Objective:
From the line containing "Enumerate this screenshot's" through the last line of the entries, output the text exactly. Pictures stay out.

(Dataset listings of figures)
====================

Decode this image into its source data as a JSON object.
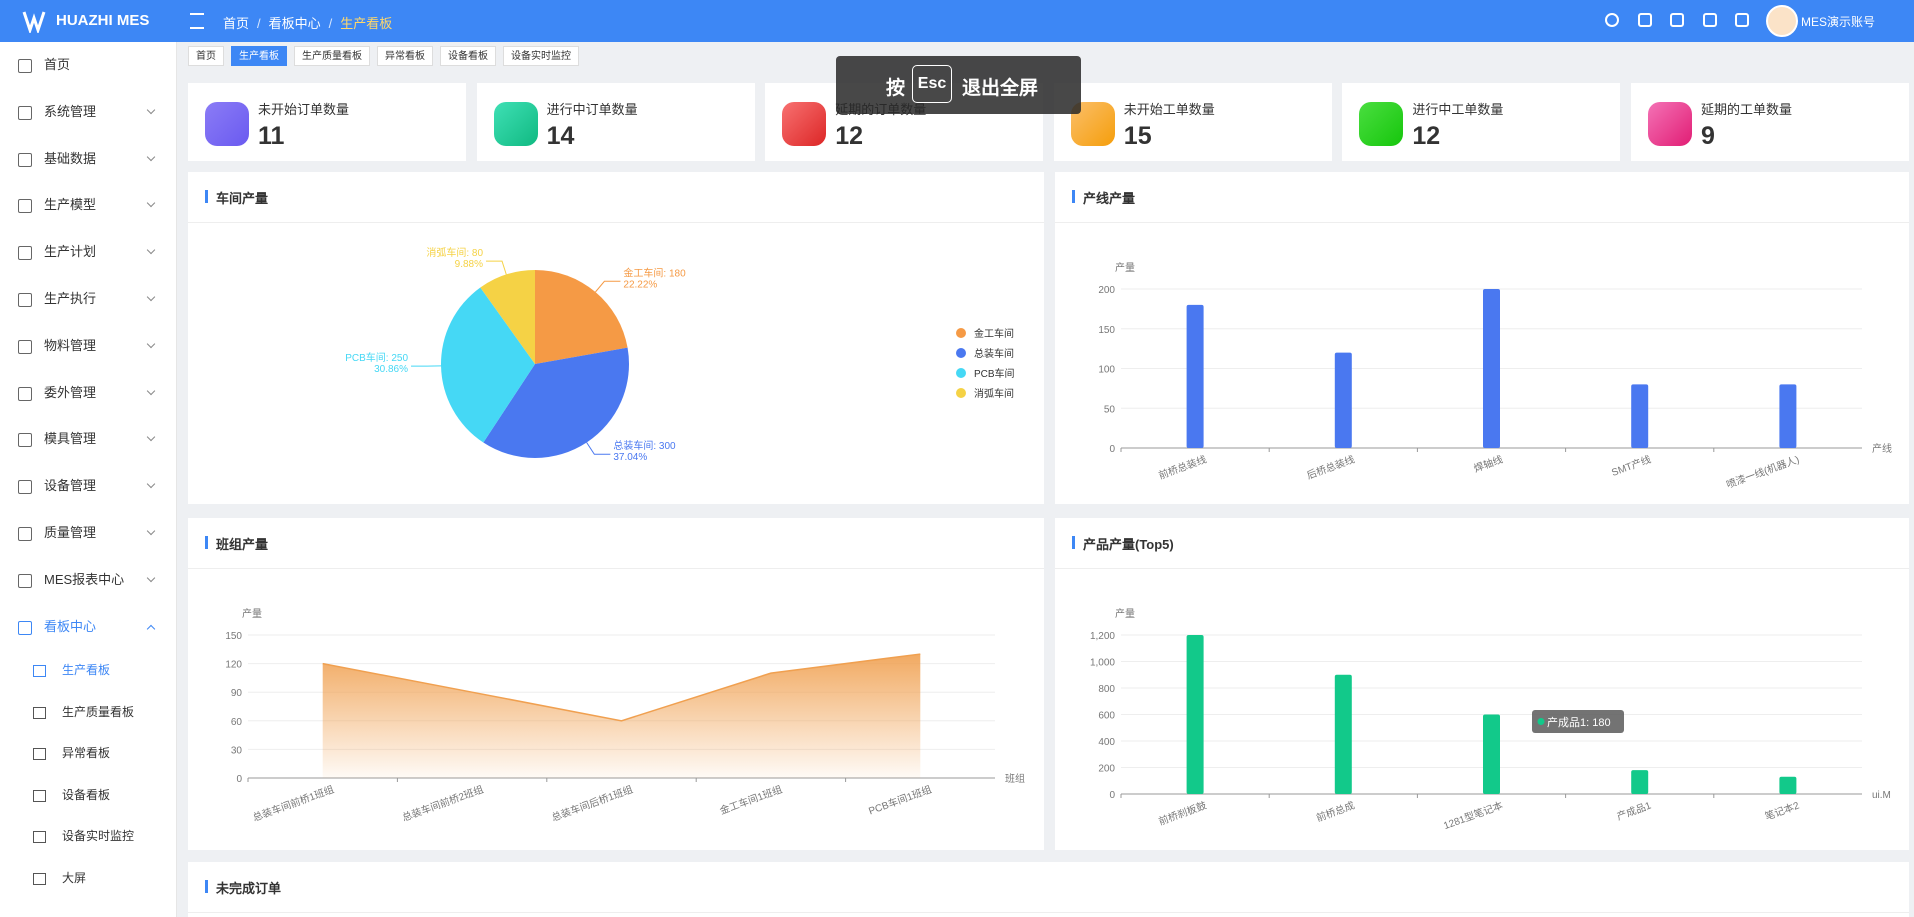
{
  "header": {
    "logo": "HUAZHI MES",
    "breadcrumb": [
      "首页",
      "看板中心",
      "生产看板"
    ],
    "user": "MES演示账号"
  },
  "sidebar": {
    "items": [
      "首页",
      "系统管理",
      "基础数据",
      "生产模型",
      "生产计划",
      "生产执行",
      "物料管理",
      "委外管理",
      "模具管理",
      "设备管理",
      "质量管理",
      "MES报表中心",
      "看板中心"
    ],
    "sub_items": [
      "生产看板",
      "生产质量看板",
      "异常看板",
      "设备看板",
      "设备实时监控",
      "大屏"
    ]
  },
  "tabs": [
    "首页",
    "生产看板",
    "生产质量看板",
    "异常看板",
    "设备看板",
    "设备实时监控"
  ],
  "stats": [
    {
      "label": "未开始订单数量",
      "value": 11
    },
    {
      "label": "进行中订单数量",
      "value": 14
    },
    {
      "label": "延期的订单数量",
      "value": 12
    },
    {
      "label": "未开始工单数量",
      "value": 15
    },
    {
      "label": "进行中工单数量",
      "value": 12
    },
    {
      "label": "延期的工单数量",
      "value": 9
    }
  ],
  "fullscreen_hint": {
    "prefix": "按",
    "key": "Esc",
    "text": "退出全屏"
  },
  "chart_data": [
    {
      "type": "pie",
      "title": "车间产量",
      "categories": [
        "金工车间",
        "总装车间",
        "PCB车间",
        "消弧车间"
      ],
      "values": [
        180,
        300,
        250,
        80
      ],
      "value_labels": [
        "金工车间: 180",
        "总装车间: 300",
        "PCB车间: 250",
        "消弧车间: 80"
      ],
      "percent_labels": [
        "22.22%",
        "37.04%",
        "30.86%",
        "9.88%"
      ],
      "colors": [
        "#f59a45",
        "#4a78f0",
        "#45d8f5",
        "#f5d245"
      ],
      "legend": "right"
    },
    {
      "type": "bar",
      "title": "产线产量",
      "y_label": "产量",
      "x_label": "产线",
      "categories": [
        "前桥总装线",
        "后桥总装线",
        "焊轴线",
        "SMT产线",
        "喷漆一线(机器人)"
      ],
      "values": [
        180,
        120,
        200,
        80,
        80
      ],
      "color": "#4a78f0",
      "ylim": [
        0,
        200
      ],
      "yticks": [
        0,
        50,
        100,
        150,
        200
      ],
      "grid": true
    },
    {
      "type": "area",
      "title": "班组产量",
      "y_label": "产量",
      "x_label": "班组",
      "categories": [
        "总装车间前桥1班组",
        "总装车间前桥2班组",
        "总装车间后桥1班组",
        "金工车间1班组",
        "PCB车间1班组"
      ],
      "values": [
        120,
        90,
        60,
        110,
        130
      ],
      "color": "#f0a050",
      "ylim": [
        0,
        150
      ],
      "yticks": [
        0,
        30,
        60,
        90,
        120,
        150
      ],
      "grid": true
    },
    {
      "type": "bar",
      "title": "产品产量(Top5)",
      "y_label": "产量",
      "x_label": "ui.M",
      "categories": [
        "前桥刹板鼓",
        "前桥总成",
        "1281型笔记本",
        "产成品1",
        "笔记本2"
      ],
      "values": [
        1200,
        900,
        600,
        180,
        130
      ],
      "color": "#12c98a",
      "ylim": [
        0,
        1200
      ],
      "yticks": [
        0,
        200,
        400,
        600,
        800,
        {
          "value": 1000,
          "label": "1,000"
        },
        {
          "value": 1200,
          "label": "1,200"
        }
      ],
      "grid": true,
      "tooltip": "产成品1: 180"
    }
  ],
  "orders_panel": {
    "title": "未完成订单"
  }
}
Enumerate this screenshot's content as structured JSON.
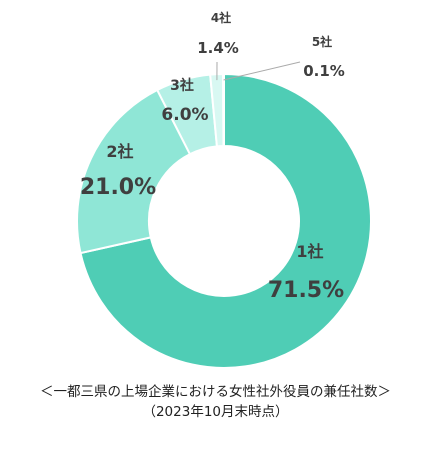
{
  "chart_data": {
    "type": "pie",
    "donut": true,
    "categories": [
      "1社",
      "2社",
      "3社",
      "4社",
      "5社"
    ],
    "values": [
      71.5,
      21.0,
      6.0,
      1.4,
      0.1
    ],
    "value_labels": [
      "71.5%",
      "21.0%",
      "6.0%",
      "1.4%",
      "0.1%"
    ],
    "colors": [
      "#4fcdb5",
      "#8fe6d6",
      "#b5f0e6",
      "#d8f8f2",
      "#ecfcf9"
    ],
    "caption_line1": "＜一都三県の上場企業における女性社外役員の兼任社数＞",
    "caption_line2": "（2023年10月末時点）"
  }
}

====================

Response:
Enumerate this screenshot's content as structured JSON.
{
  "chart_data": {
    "type": "pie",
    "donut": true,
    "categories": [
      "1社",
      "2社",
      "3社",
      "4社",
      "5社"
    ],
    "values": [
      71.5,
      21.0,
      6.0,
      1.4,
      0.1
    ],
    "value_labels": [
      "71.5%",
      "21.0%",
      "6.0%",
      "1.4%",
      "0.1%"
    ],
    "colors": [
      "#4fcdb5",
      "#8fe6d6",
      "#b5f0e6",
      "#d8f8f2",
      "#ecfcf9"
    ],
    "caption_line1": "＜一都三県の上場企業における女性社外役員の兼任社数＞",
    "caption_line2": "（2023年10月末時点）"
  }
}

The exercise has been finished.